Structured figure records

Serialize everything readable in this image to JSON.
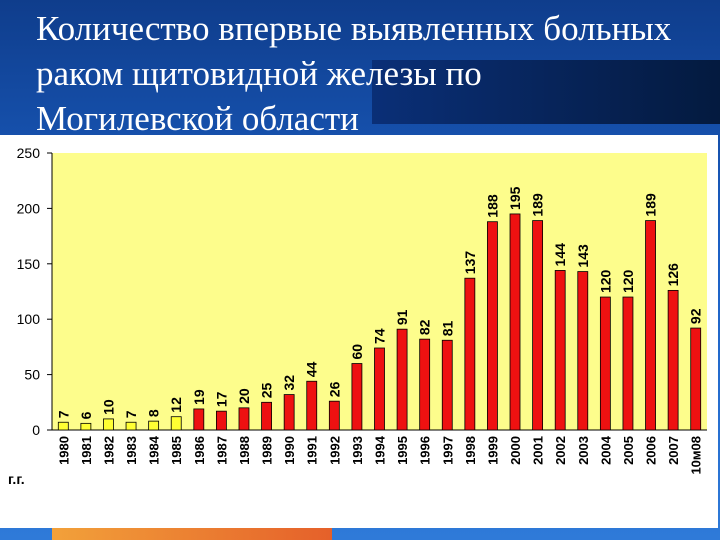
{
  "slide": {
    "title": "Количество впервые выявленных больных\nраком щитовидной железы по\nМогилевской области"
  },
  "colors": {
    "plot_background": "#fdfd8c",
    "pre_accident_bar": "#ffff33",
    "post_accident_bar": "#ee1111",
    "bar_border": "#000000"
  },
  "chart_data": {
    "type": "bar",
    "title": "",
    "xlabel": "г.г.",
    "ylabel": "",
    "ylim": [
      0,
      250
    ],
    "yticks": [
      0,
      50,
      100,
      150,
      200,
      250
    ],
    "grid": false,
    "categories": [
      "1980",
      "1981",
      "1982",
      "1983",
      "1984",
      "1985",
      "1986",
      "1987",
      "1988",
      "1989",
      "1990",
      "1991",
      "1992",
      "1993",
      "1994",
      "1995",
      "1996",
      "1997",
      "1998",
      "1999",
      "2000",
      "2001",
      "2002",
      "2003",
      "2004",
      "2005",
      "2006",
      "2007",
      "10м08"
    ],
    "values": [
      7,
      6,
      10,
      7,
      8,
      12,
      19,
      17,
      20,
      25,
      32,
      44,
      26,
      60,
      74,
      91,
      82,
      81,
      137,
      188,
      195,
      189,
      144,
      143,
      120,
      120,
      189,
      126,
      92
    ],
    "bar_colors": [
      "#ffff33",
      "#ffff33",
      "#ffff33",
      "#ffff33",
      "#ffff33",
      "#ffff33",
      "#ee1111",
      "#ee1111",
      "#ee1111",
      "#ee1111",
      "#ee1111",
      "#ee1111",
      "#ee1111",
      "#ee1111",
      "#ee1111",
      "#ee1111",
      "#ee1111",
      "#ee1111",
      "#ee1111",
      "#ee1111",
      "#ee1111",
      "#ee1111",
      "#ee1111",
      "#ee1111",
      "#ee1111",
      "#ee1111",
      "#ee1111",
      "#ee1111",
      "#ee1111"
    ]
  }
}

• _What you should do_: Identify each line of the material where the word "title" shows up, and copy it.

• _The result_:
    "title": "Количество впервые выявленных больных\nраком щитовидной железы по\nМогилевской области"
    "title": "",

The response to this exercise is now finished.